Problem to solve:
Return every record below exactly as written, omitting any pictures.

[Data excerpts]

- - -

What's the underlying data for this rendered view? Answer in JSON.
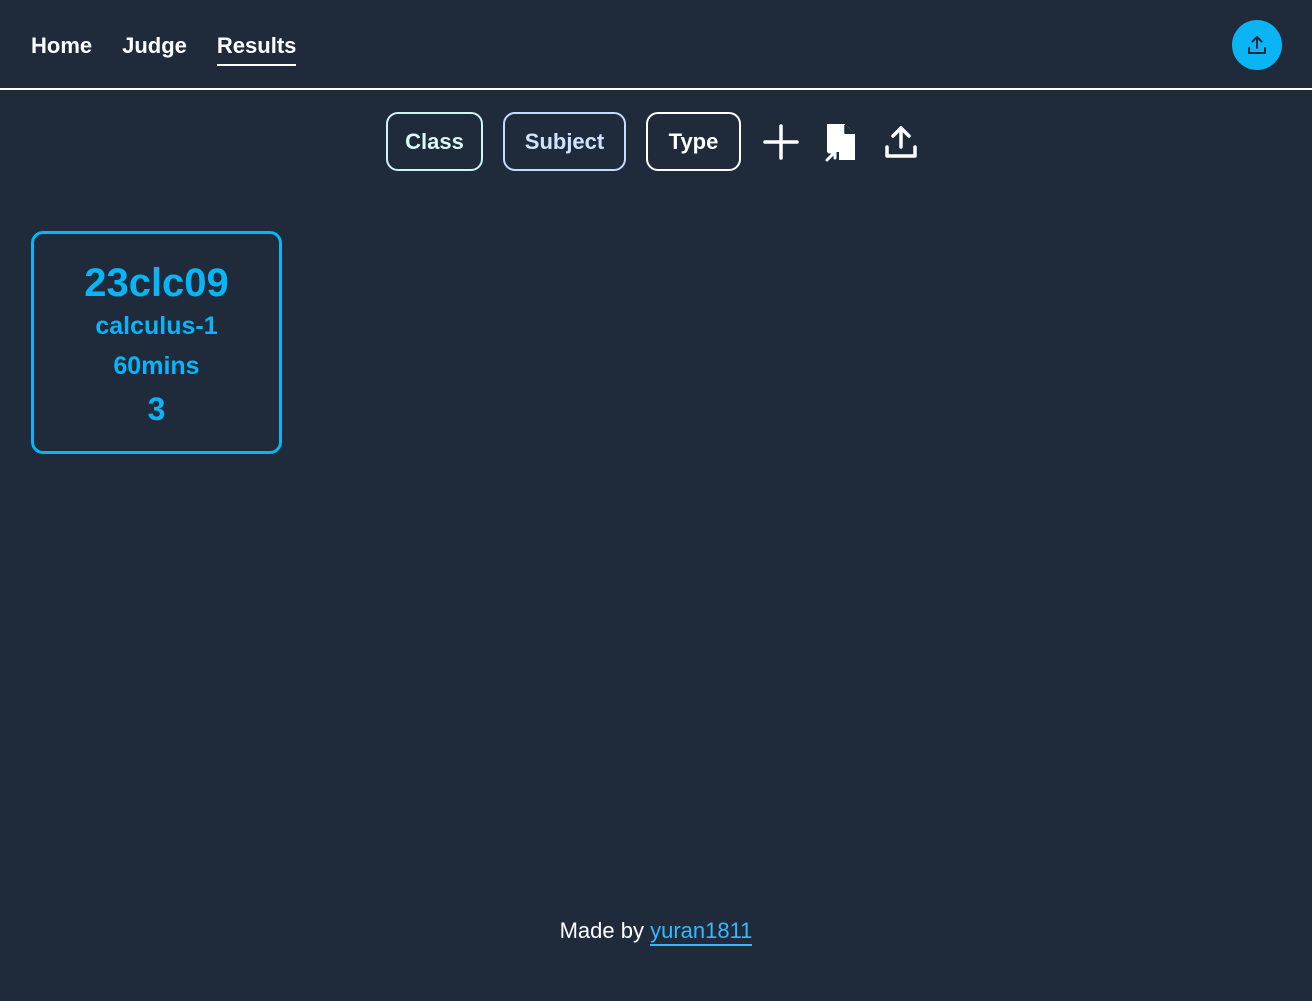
{
  "nav": {
    "items": [
      {
        "label": "Home"
      },
      {
        "label": "Judge"
      },
      {
        "label": "Results"
      }
    ],
    "active": "Results"
  },
  "header": {
    "upload_icon": "upload-icon"
  },
  "toolbar": {
    "class_label": "Class",
    "subject_label": "Subject",
    "type_label": "Type",
    "icons": [
      "plus-icon",
      "file-export-icon",
      "upload-icon"
    ]
  },
  "cards": [
    {
      "class": "23clc09",
      "subject": "calculus-1",
      "duration": "60mins",
      "count": "3"
    }
  ],
  "footer": {
    "prefix": "Made by",
    "author": "yuran1811"
  },
  "colors": {
    "background": "#1f2a3b",
    "accent": "#0ab4f5",
    "link": "#38b7ff"
  }
}
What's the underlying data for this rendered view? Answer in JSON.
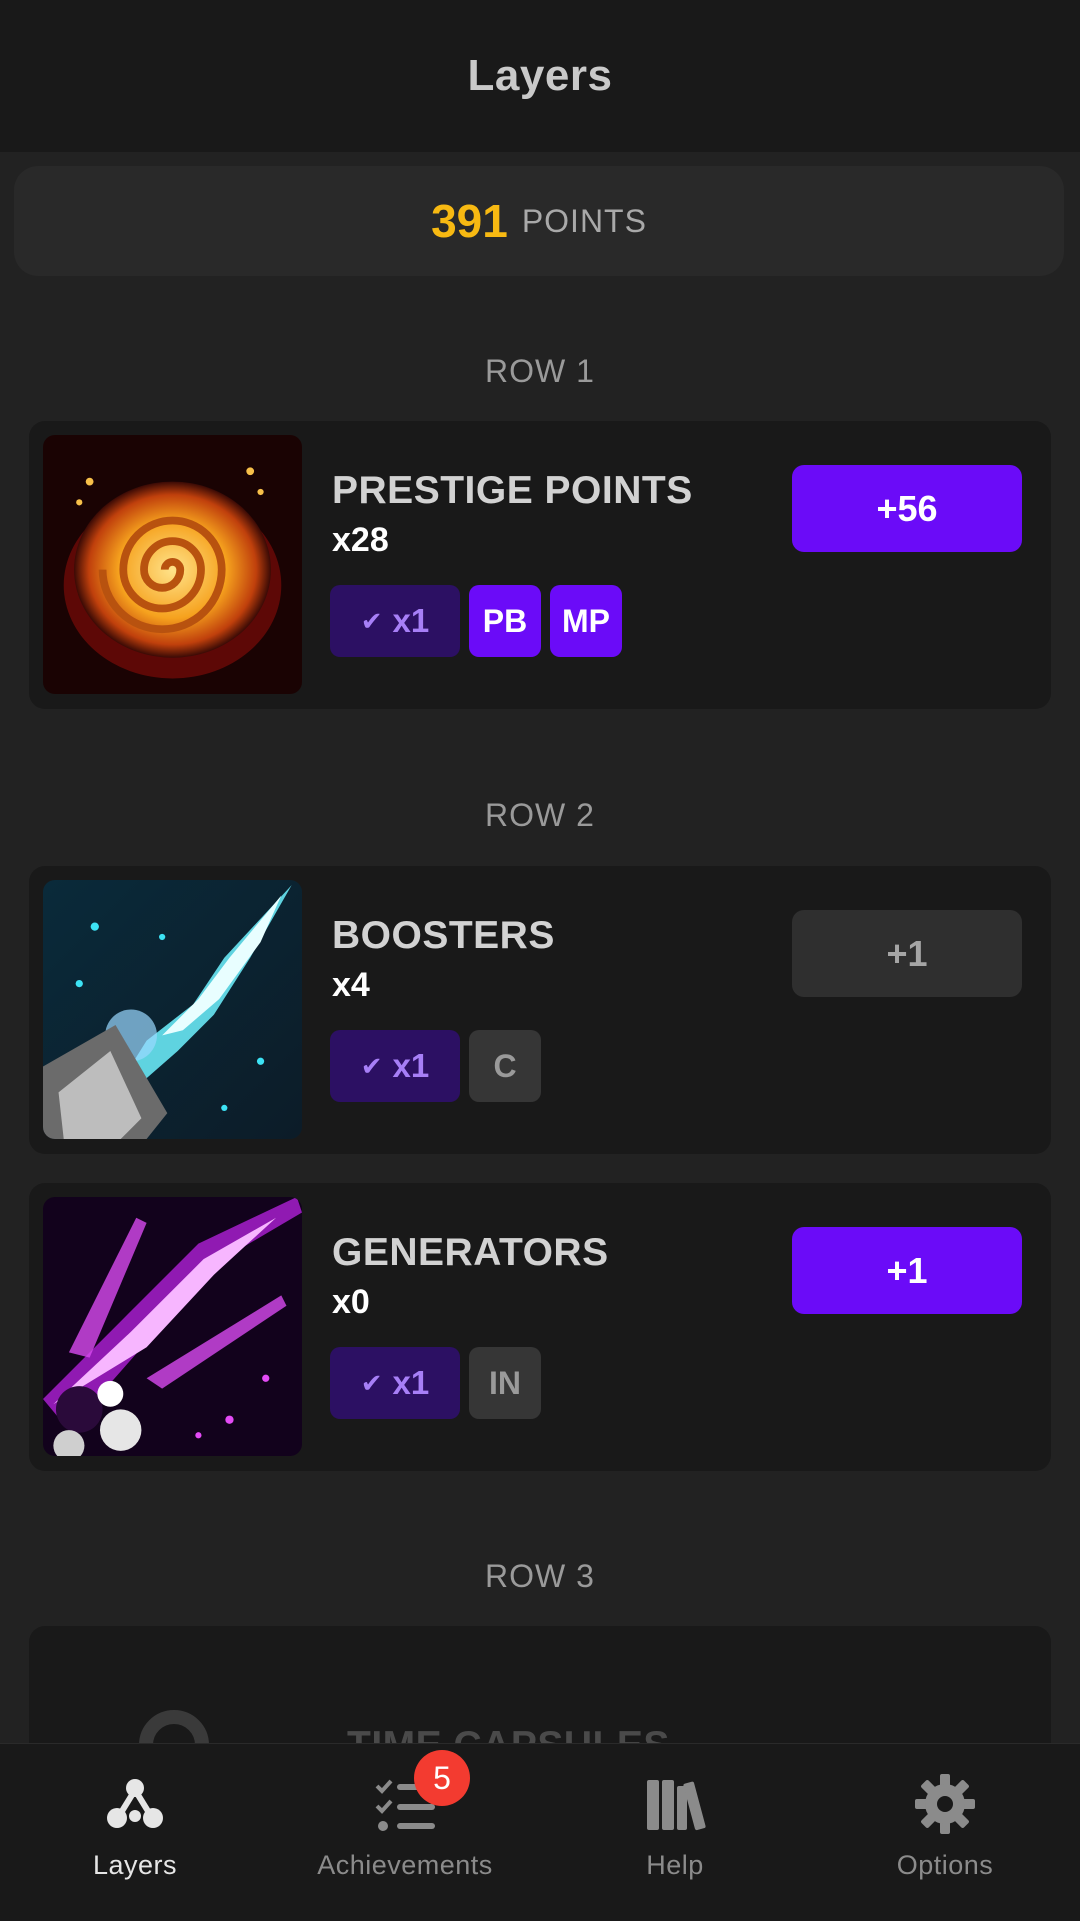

- - -

Written solution:
What's the underlying data for this rendered view? Answer in JSON.
{
  "nav": {
    "items": [
      {
        "label": "Home"
      },
      {
        "label": "Judge"
      },
      {
        "label": "Results"
      }
    ],
    "active": "Results"
  },
  "header": {
    "upload_icon": "upload-icon"
  },
  "toolbar": {
    "class_label": "Class",
    "subject_label": "Subject",
    "type_label": "Type",
    "icons": [
      "plus-icon",
      "file-export-icon",
      "upload-icon"
    ]
  },
  "cards": [
    {
      "class": "23clc09",
      "subject": "calculus-1",
      "duration": "60mins",
      "count": "3"
    }
  ],
  "footer": {
    "prefix": "Made by",
    "author": "yuran1811"
  },
  "colors": {
    "background": "#1f2a3b",
    "accent": "#0ab4f5",
    "link": "#38b7ff"
  }
}
What's the underlying data for this rendered view? Answer in JSON.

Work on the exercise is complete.